Extracted data entries:
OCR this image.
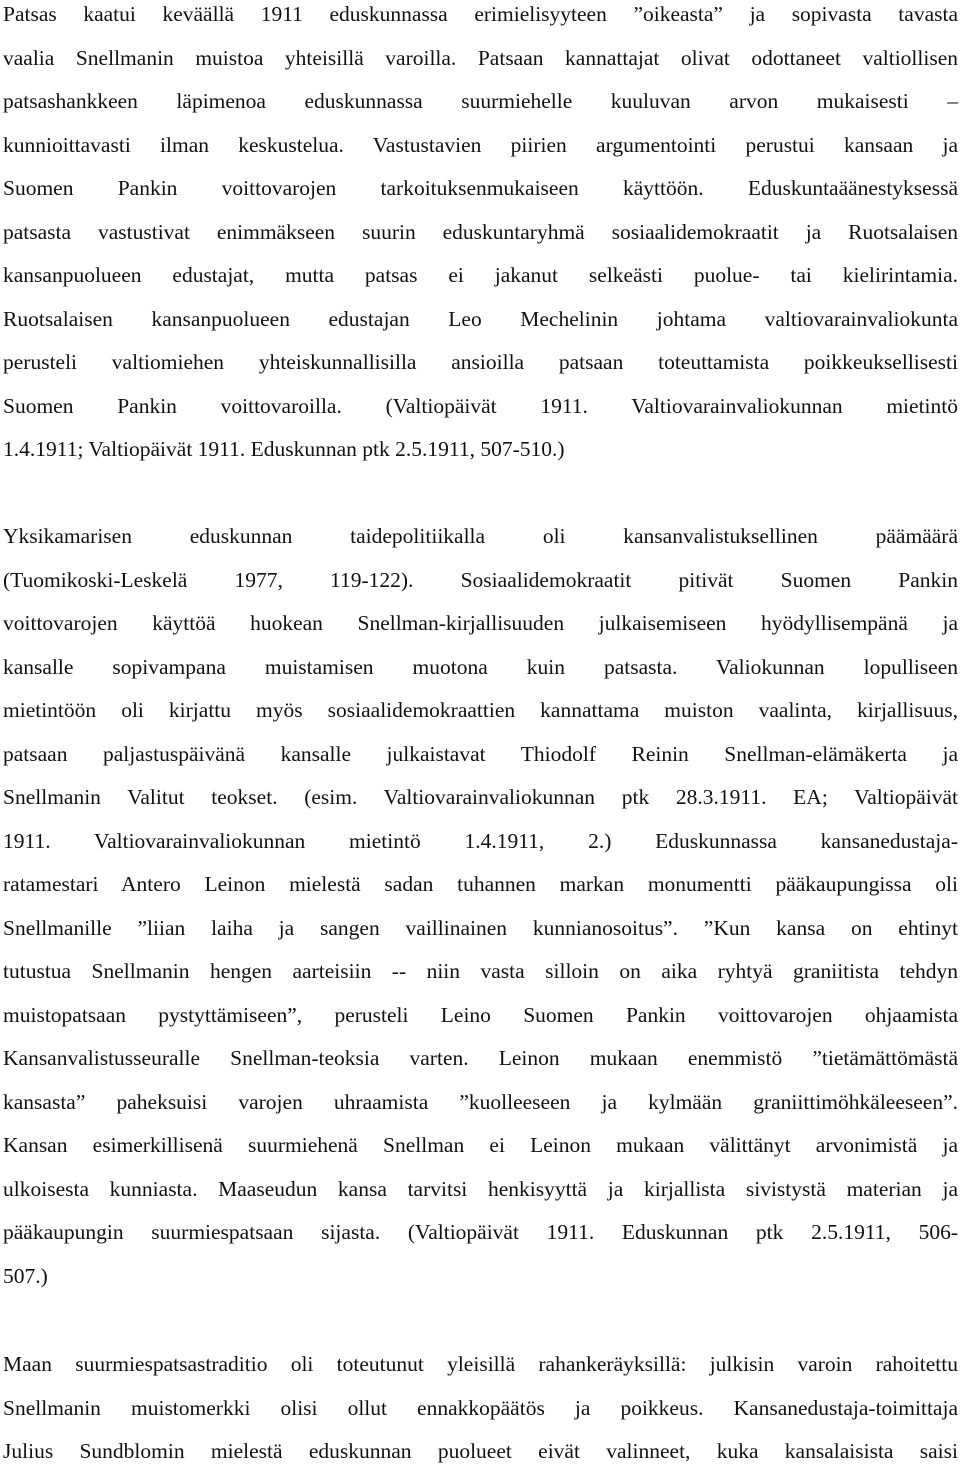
Patsas kaatui keväällä 1911 eduskunnassa erimielisyyteen ”oikeasta” ja sopivasta tavasta
vaalia Snellmanin muistoa yhteisillä varoilla. Patsaan kannattajat olivat odottaneet valtiollisen
patsashankkeen läpimenoa eduskunnassa suurmiehelle kuuluvan arvon mukaisesti –
kunnioittavasti ilman keskustelua. Vastustavien piirien argumentointi perustui kansaan ja
Suomen Pankin voittovarojen tarkoituksenmukaiseen käyttöön. Eduskuntaäänestyksessä
patsasta vastustivat enimmäkseen suurin eduskuntaryhmä sosiaalidemokraatit ja Ruotsalaisen
kansanpuolueen edustajat, mutta patsas ei jakanut selkeästi puolue- tai kielirintamia.
Ruotsalaisen kansanpuolueen edustajan Leo Mechelinin johtama valtiovarainvaliokunta
perusteli valtiomiehen yhteiskunnallisilla ansioilla patsaan toteuttamista poikkeuksellisesti
Suomen Pankin voittovaroilla. (Valtiopäivät 1911. Valtiovarainvaliokunnan mietintö
1.4.1911; Valtiopäivät 1911. Eduskunnan ptk 2.5.1911, 507-510.)
Yksikamarisen eduskunnan taidepolitiikalla oli kansanvalistuksellinen päämäärä
(Tuomikoski-Leskelä 1977, 119-122). Sosiaalidemokraatit pitivät Suomen Pankin
voittovarojen käyttöä huokean Snellman-kirjallisuuden julkaisemiseen hyödyllisempänä ja
kansalle sopivampana muistamisen muotona kuin patsasta. Valiokunnan lopulliseen
mietintöön oli kirjattu myös sosiaalidemokraattien kannattama muiston vaalinta, kirjallisuus,
patsaan paljastuspäivänä kansalle julkaistavat Thiodolf Reinin Snellman-elämäkerta ja
Snellmanin Valitut teokset. (esim. Valtiovarainvaliokunnan ptk 28.3.1911. EA; Valtiopäivät
1911. Valtiovarainvaliokunnan mietintö 1.4.1911, 2.) Eduskunnassa kansanedustaja-
ratamestari Antero Leinon mielestä sadan tuhannen markan monumentti pääkaupungissa oli
Snellmanille ”liian laiha ja sangen vaillinainen kunnianosoitus”. ”Kun kansa on ehtinyt
tutustua Snellmanin hengen aarteisiin -- niin vasta silloin on aika ryhtyä graniitista tehdyn
muistopatsaan pystyttämiseen”, perusteli Leino Suomen Pankin voittovarojen ohjaamista
Kansanvalistusseuralle Snellman-teoksia varten. Leinon mukaan enemmistö ”tietämättömästä
kansasta” paheksuisi varojen uhraamista ”kuolleeseen ja kylmään graniittimöhkäleeseen”.
Kansan esimerkillisenä suurmiehenä Snellman ei Leinon mukaan välittänyt arvonimistä ja
ulkoisesta kunniasta. Maaseudun kansa tarvitsi henkisyyttä ja kirjallista sivistystä materian ja
pääkaupungin suurmiespatsaan sijasta. (Valtiopäivät 1911. Eduskunnan ptk 2.5.1911, 506-
507.)
Maan suurmiespatsastraditio oli toteutunut yleisillä rahankeräyksillä: julkisin varoin rahoitettu
Snellmanin muistomerkki olisi ollut ennakkopäätös ja poikkeus. Kansanedustaja-toimittaja
Julius Sundblomin mielestä eduskunnan puolueet eivät valinneet, kuka kansalaisista saisi
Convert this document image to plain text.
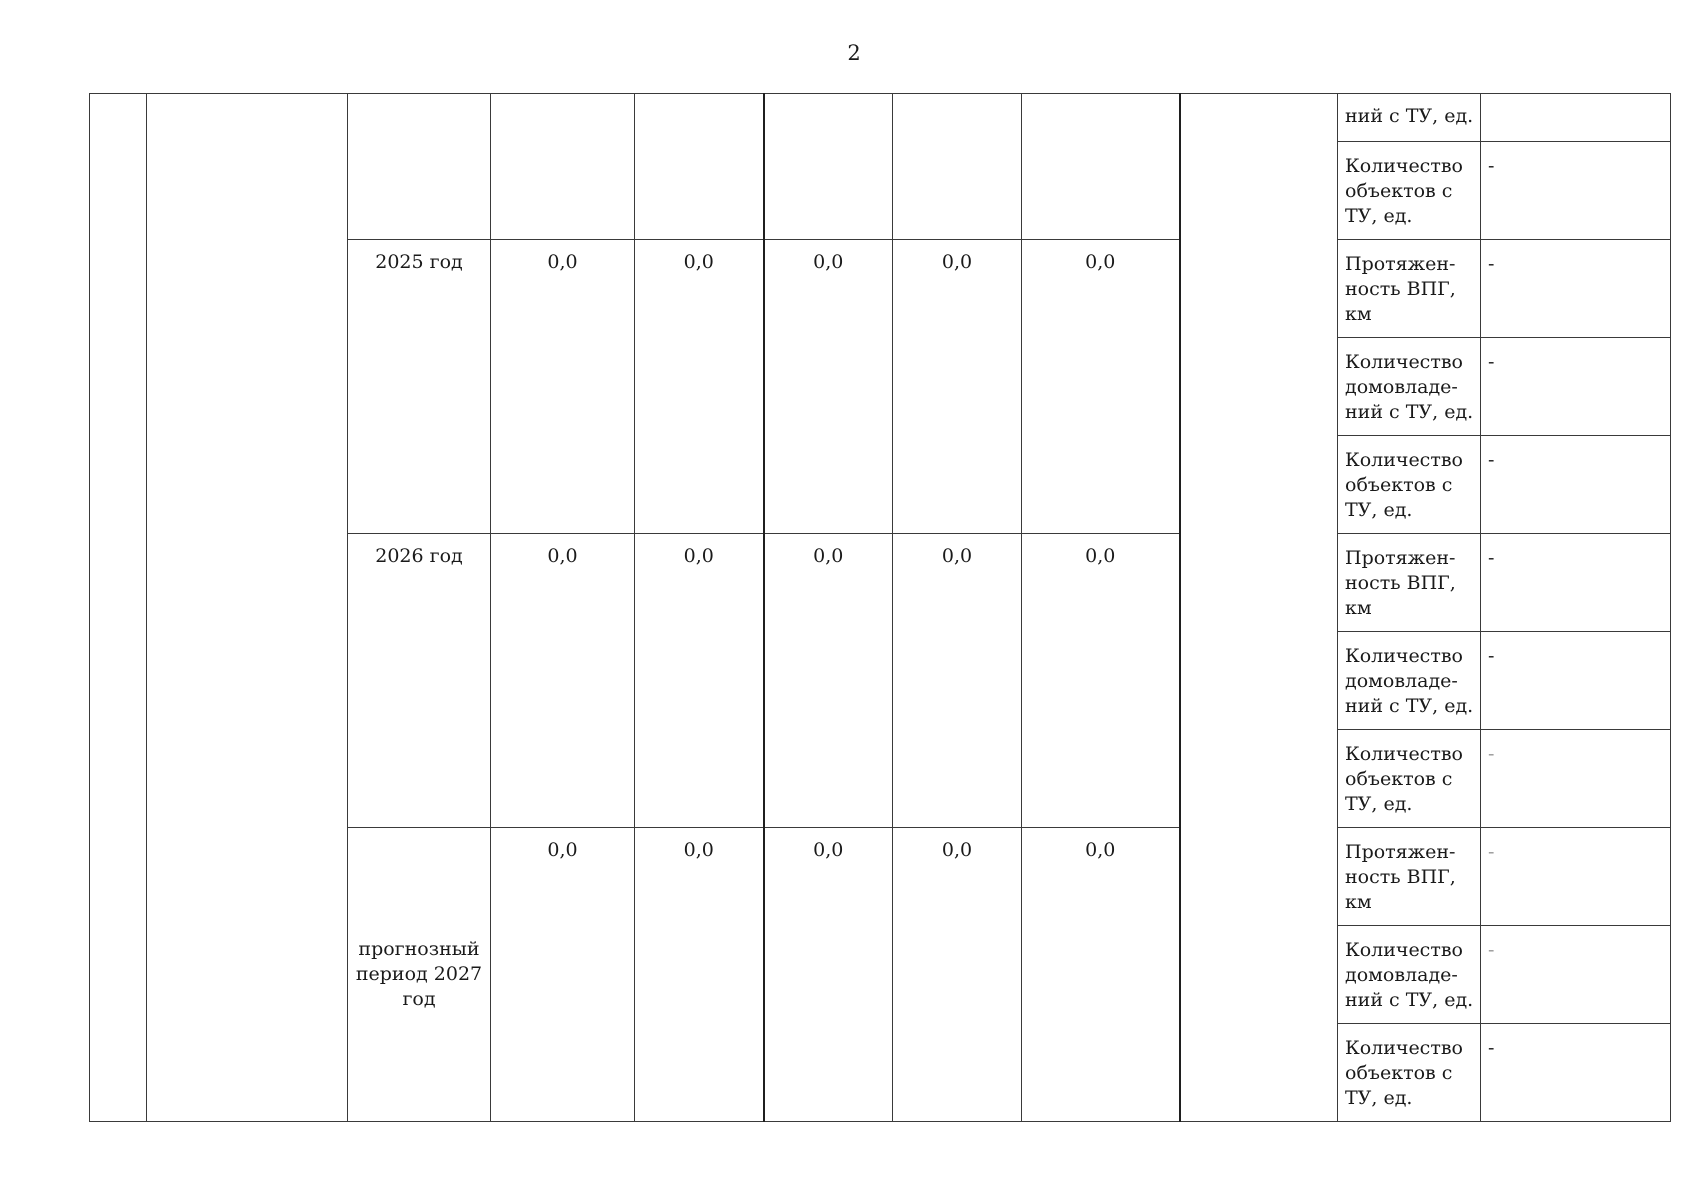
2
									ний с ТУ, ед.	
									Количество объектов с ТУ, ед.	-
		2025 год	0,0	0,0	0,0	0,0	0,0		Протяжен-ность ВПГ, км	-
									Количество домовладе-ний с ТУ, ед.	-
									Количество объектов с ТУ, ед.	-
		2026 год	0,0	0,0	0,0	0,0	0,0		Протяжен-ность ВПГ, км	-
									Количество домовладе-ний с ТУ, ед.	-
									Количество объектов с ТУ, ед.	-
		прогнозный период 2027 год	0,0	0,0	0,0	0,0	0,0		Протяжен-ность ВПГ, км	-
									Количество домовладе-ний с ТУ, ед.	-
									Количество объектов с ТУ, ед.	-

INSTRUCTIONS TO FOLLOW:
Scan the material line by line and report each one that contains "Pankin".

RESULT FOR THIS TASK:
Suomen Pankin voittovarojen tarkoituksenmukaiseen käyttöön. Eduskuntaäänestyksessä
Suomen Pankin voittovaroilla. (Valtiopäivät 1911. Valtiovarainvaliokunnan mietintö
(Tuomikoski-Leskelä 1977, 119-122). Sosiaalidemokraatit pitivät Suomen Pankin
muistopatsaan pystyttämiseen”, perusteli Leino Suomen Pankin voittovarojen ohjaamista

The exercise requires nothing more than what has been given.